WHAT TO DO:
A - According to the review of Kinder Than Solitude, who raised Ruyu after she was abandoned?
B - Pick up the review of Kinder Than Solitude after its last sentence and carry it on.

═════ PROVIDED TEXT ═════

Kinder Than Solitude

I like to think that my friends and acquaintances are incapable of extreme acts of violence or aggression, but who can say whether extraordinary circumstances could push an otherwise gentle person to unconscionable behavior? Many in the West have the luxury of maintaining only a peripheral attachment to politics. We may have strongly held beliefs, but we’re not threatened with acts of reprisal equal to those endured by citizens who live under totalitarian regimes. We don’t know how we would react in that environment, or how life in a constant state of repression would affect our psyches.

One of the most significant events of 1989, a watershed year in world politics, was the Tiananmen Square massacre, in which the Chinese military killed thousands of protesters. This slaughter forms the backdrop of KINDER THAN SOLITUDE, Yiyun Li’s bleak but fascinating new novel. Some of the atrocities depicted here had worldwide ramifications, others affect only a group of neighbors who live together in a Beijing quadrangle, but all of these events are the more devastating for having been presented in a quiet, meditative novel.

"KINDER THAN SOLITUDE is a grim novel, but it’s a mesmerizing experience for fans of elegant writing."

The book jumps back and forth in time between 1989, when the three protagonists were teenagers, and modern-day scenes in China and America, in which the main characters, still scarred from childhood experiences, are struggling to manage their troubled lives. One of the three friends is Ruyu, who was raised by religious grandaunts, “a pair of unmarried Catholic sisters,” after she was abandoned on their doorstep in a rural Chinese village. They send Ruyu to Beijing to live with a couple known as Aunt and Uncle when she is 15. The plan is for her to stay with Aunt and Uncle and their 22-year-old daughter, Shaoai, until Ruyu is ready for college.

Ruyu arrives at the Beijing train station a couple of months after Tiananmen. Shaoai is there to greet Ruyu and brings two 16-year-old neighbors to help her: Boyang, whose parents are university professors, and Moran, for whom “nothing made her happier than loving everyone unreservedly.” The three teens become classmates when the school year begins.

Shaoai is on an enforced break from her university. She was not a leader of the democratic protest at Tiananmen Square, but the day after the June massacre, she posted on the school bulletin board a statement in which she called the government “a breeding farm of fascists.” At the time of Ruyu’s arrival, Shaoai and her parents wait to find out if the university will expel her or merely suspend her studies.

═════ COLLECTED MATERIAL ═════

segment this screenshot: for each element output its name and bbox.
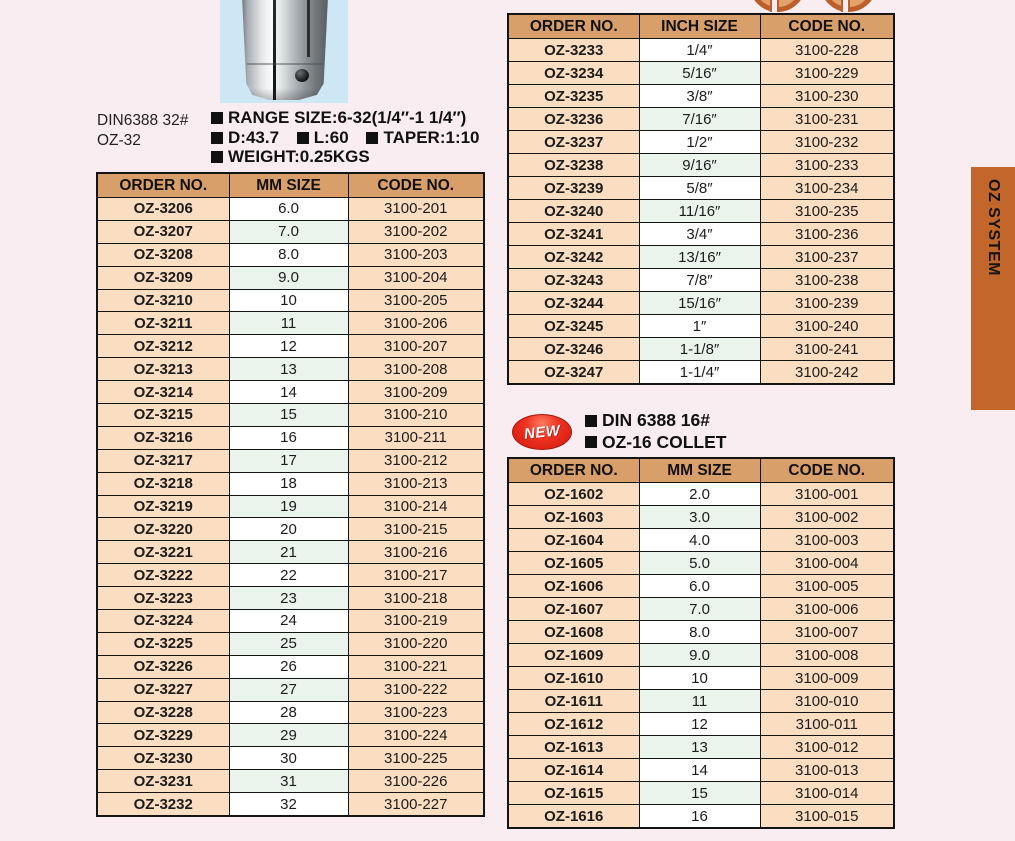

═════

TASK-BY-TASK RESULTS:
A - Her grandaunts, a pair of unmarried Catholic sisters, raised her.

B -
A couple of months later, Shaoai is the victim of chemical poisoning. What complicates the tragedy further is that the chemicals Shaoai ingests are stolen from Boyang’s mother’s chemistry lab. Suspicions and recriminations ensue. No one is sure who is responsible for the poisoning. The tension in the novel lies not so much in finding out the circumstances of Shaoai’s poisoning and eventual death 21 years later --- the book opens with Boyang arranging for her cremation --- but in the effect they have on the three protagonists. The three neighbors grow up, suffer divorces, and move to various locations in the U.S. and China. Although they interact with one another infrequently after they become adults, Boyang, Ruyu and Moran are always a part of each other’s lives, forever connected by the events surrounding Shaoai’s illness.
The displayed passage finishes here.